Your goal:
Write the material out again, line by line, exactly as it is.

Data rows:
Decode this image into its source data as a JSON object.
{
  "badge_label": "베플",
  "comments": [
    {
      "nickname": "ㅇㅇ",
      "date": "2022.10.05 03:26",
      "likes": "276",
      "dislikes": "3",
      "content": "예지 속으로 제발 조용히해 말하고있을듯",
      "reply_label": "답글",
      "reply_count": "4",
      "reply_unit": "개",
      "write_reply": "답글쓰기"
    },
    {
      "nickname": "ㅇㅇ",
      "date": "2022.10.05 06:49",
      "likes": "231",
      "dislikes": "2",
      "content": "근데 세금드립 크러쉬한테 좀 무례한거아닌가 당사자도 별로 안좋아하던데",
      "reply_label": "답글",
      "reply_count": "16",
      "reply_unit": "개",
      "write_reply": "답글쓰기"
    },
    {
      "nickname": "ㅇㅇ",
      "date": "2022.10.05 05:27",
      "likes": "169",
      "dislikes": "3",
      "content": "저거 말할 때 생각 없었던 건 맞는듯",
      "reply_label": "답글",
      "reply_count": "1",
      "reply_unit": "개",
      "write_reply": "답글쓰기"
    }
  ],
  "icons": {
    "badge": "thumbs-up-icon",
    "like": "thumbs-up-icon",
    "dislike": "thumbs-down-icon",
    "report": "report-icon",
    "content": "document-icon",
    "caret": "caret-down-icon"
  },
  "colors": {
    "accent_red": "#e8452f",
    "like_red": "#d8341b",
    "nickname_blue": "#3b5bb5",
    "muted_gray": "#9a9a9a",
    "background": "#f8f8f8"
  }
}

Result for this exercise:
Decode this image into its source data as a JSON object.
{
  "badge_label": "베플",
  "comments": [
    {
      "nickname": "ㅇㅇ",
      "date": "2022.10.05 03:26",
      "likes": "276",
      "dislikes": "3",
      "content": "예지 속으로 제발 조용히해 말하고있을듯",
      "reply_label": "답글",
      "reply_count": "4",
      "reply_unit": "개",
      "write_reply": "답글쓰기"
    },
    {
      "nickname": "ㅇㅇ",
      "date": "2022.10.05 06:49",
      "likes": "231",
      "dislikes": "2",
      "content": "근데 세금드립 크러쉬한테 좀 무례한거아닌가 당사자도 별로 안좋아하던데",
      "reply_label": "답글",
      "reply_count": "16",
      "reply_unit": "개",
      "write_reply": "답글쓰기"
    },
    {
      "nickname": "ㅇㅇ",
      "date": "2022.10.05 05:27",
      "likes": "169",
      "dislikes": "3",
      "content": "저거 말할 때 생각 없었던 건 맞는듯",
      "reply_label": "답글",
      "reply_count": "1",
      "reply_unit": "개",
      "write_reply": "답글쓰기"
    }
  ],
  "icons": {
    "badge": "thumbs-up-icon",
    "like": "thumbs-up-icon",
    "dislike": "thumbs-down-icon",
    "report": "report-icon",
    "content": "document-icon",
    "caret": "caret-down-icon"
  },
  "colors": {
    "accent_red": "#e8452f",
    "like_red": "#d8341b",
    "nickname_blue": "#3b5bb5",
    "muted_gray": "#9a9a9a",
    "background": "#f8f8f8"
  }
}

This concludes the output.